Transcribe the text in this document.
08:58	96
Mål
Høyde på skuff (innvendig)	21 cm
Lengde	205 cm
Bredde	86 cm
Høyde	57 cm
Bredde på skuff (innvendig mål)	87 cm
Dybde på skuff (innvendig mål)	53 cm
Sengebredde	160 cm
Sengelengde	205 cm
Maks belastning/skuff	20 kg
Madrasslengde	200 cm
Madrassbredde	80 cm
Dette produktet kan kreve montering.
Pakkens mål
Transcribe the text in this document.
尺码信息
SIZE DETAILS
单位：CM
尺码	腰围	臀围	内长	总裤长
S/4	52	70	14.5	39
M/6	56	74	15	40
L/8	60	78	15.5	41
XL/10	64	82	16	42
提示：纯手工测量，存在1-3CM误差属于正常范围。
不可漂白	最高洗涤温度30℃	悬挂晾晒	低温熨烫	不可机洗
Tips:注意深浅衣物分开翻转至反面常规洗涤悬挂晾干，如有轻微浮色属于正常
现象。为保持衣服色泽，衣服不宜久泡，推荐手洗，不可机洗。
────────
_Problem description_:
Extract every record. Keep wording exact.

_Expected output_:
Transcribe the text in this document.
08:58	96
Mål
Høyde på skuff (innvendig)	21 cm
Lengde	205 cm
Bredde	86 cm
Høyde	57 cm
Bredde på skuff (innvendig mål)	87 cm
Dybde på skuff (innvendig mål)	53 cm
Sengebredde	160 cm
Sengelengde	205 cm
Maks belastning/skuff	20 kg
Madrasslengde	200 cm
Madrassbredde	80 cm
Dette produktet kan kreve montering.
Pakkens mål
Transcribe the text in this document.
尺码信息
SIZE DETAILS
单位：CM
尺码	腰围	臀围	内长	总裤长
S/4	52	70	14.5	39
M/6	56	74	15	40
L/8	60	78	15.5	41
XL/10	64	82	16	42
提示：纯手工测量，存在1-3CM误差属于正常范围。
不可漂白	最高洗涤温度30℃	悬挂晾晒	低温熨烫	不可机洗
Tips:注意深浅衣物分开翻转至反面常规洗涤悬挂晾干，如有轻微浮色属于正常
现象。为保持衣服色泽，衣服不宜久泡，推荐手洗，不可机洗。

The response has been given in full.